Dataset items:

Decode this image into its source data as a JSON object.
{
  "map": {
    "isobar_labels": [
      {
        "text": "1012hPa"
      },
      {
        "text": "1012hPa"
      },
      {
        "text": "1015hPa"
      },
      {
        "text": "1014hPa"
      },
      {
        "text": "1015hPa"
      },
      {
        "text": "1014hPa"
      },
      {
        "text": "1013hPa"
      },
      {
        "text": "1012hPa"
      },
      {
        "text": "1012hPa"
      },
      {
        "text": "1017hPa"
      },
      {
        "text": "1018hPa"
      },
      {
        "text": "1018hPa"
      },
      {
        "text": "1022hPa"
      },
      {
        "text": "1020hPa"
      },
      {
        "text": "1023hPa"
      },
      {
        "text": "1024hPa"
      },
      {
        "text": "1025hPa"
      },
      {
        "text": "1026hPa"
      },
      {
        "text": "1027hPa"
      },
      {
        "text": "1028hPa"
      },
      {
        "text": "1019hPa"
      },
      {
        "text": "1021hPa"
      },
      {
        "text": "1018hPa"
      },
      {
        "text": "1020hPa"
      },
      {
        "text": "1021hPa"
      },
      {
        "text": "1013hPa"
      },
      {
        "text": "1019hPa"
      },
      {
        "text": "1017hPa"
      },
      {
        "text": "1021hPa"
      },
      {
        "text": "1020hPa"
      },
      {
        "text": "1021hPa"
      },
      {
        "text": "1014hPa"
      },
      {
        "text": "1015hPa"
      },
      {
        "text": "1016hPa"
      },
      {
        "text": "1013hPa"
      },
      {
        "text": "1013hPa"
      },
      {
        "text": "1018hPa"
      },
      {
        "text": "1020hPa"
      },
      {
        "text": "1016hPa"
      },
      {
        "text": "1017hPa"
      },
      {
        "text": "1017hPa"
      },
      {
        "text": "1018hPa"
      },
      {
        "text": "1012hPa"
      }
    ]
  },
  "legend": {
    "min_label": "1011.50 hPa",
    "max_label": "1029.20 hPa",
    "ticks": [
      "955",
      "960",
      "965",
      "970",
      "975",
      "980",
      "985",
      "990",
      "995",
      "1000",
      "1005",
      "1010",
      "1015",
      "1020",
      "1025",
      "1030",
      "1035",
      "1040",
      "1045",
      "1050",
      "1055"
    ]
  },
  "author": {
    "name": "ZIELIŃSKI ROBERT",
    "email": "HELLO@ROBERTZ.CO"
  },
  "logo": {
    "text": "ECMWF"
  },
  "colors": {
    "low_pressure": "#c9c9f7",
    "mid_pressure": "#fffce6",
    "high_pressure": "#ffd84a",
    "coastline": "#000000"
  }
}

Set exercise: Output the listing above word for word.

Written answer:
Decode this image into its source data as a JSON object.
{
  "map": {
    "isobar_labels": [
      {
        "text": "1012hPa"
      },
      {
        "text": "1012hPa"
      },
      {
        "text": "1015hPa"
      },
      {
        "text": "1014hPa"
      },
      {
        "text": "1015hPa"
      },
      {
        "text": "1014hPa"
      },
      {
        "text": "1013hPa"
      },
      {
        "text": "1012hPa"
      },
      {
        "text": "1012hPa"
      },
      {
        "text": "1017hPa"
      },
      {
        "text": "1018hPa"
      },
      {
        "text": "1018hPa"
      },
      {
        "text": "1022hPa"
      },
      {
        "text": "1020hPa"
      },
      {
        "text": "1023hPa"
      },
      {
        "text": "1024hPa"
      },
      {
        "text": "1025hPa"
      },
      {
        "text": "1026hPa"
      },
      {
        "text": "1027hPa"
      },
      {
        "text": "1028hPa"
      },
      {
        "text": "1019hPa"
      },
      {
        "text": "1021hPa"
      },
      {
        "text": "1018hPa"
      },
      {
        "text": "1020hPa"
      },
      {
        "text": "1021hPa"
      },
      {
        "text": "1013hPa"
      },
      {
        "text": "1019hPa"
      },
      {
        "text": "1017hPa"
      },
      {
        "text": "1021hPa"
      },
      {
        "text": "1020hPa"
      },
      {
        "text": "1021hPa"
      },
      {
        "text": "1014hPa"
      },
      {
        "text": "1015hPa"
      },
      {
        "text": "1016hPa"
      },
      {
        "text": "1013hPa"
      },
      {
        "text": "1013hPa"
      },
      {
        "text": "1018hPa"
      },
      {
        "text": "1020hPa"
      },
      {
        "text": "1016hPa"
      },
      {
        "text": "1017hPa"
      },
      {
        "text": "1017hPa"
      },
      {
        "text": "1018hPa"
      },
      {
        "text": "1012hPa"
      }
    ]
  },
  "legend": {
    "min_label": "1011.50 hPa",
    "max_label": "1029.20 hPa",
    "ticks": [
      "955",
      "960",
      "965",
      "970",
      "975",
      "980",
      "985",
      "990",
      "995",
      "1000",
      "1005",
      "1010",
      "1015",
      "1020",
      "1025",
      "1030",
      "1035",
      "1040",
      "1045",
      "1050",
      "1055"
    ]
  },
  "author": {
    "name": "ZIELIŃSKI ROBERT",
    "email": "HELLO@ROBERTZ.CO"
  },
  "logo": {
    "text": "ECMWF"
  },
  "colors": {
    "low_pressure": "#c9c9f7",
    "mid_pressure": "#fffce6",
    "high_pressure": "#ffd84a",
    "coastline": "#000000"
  }
}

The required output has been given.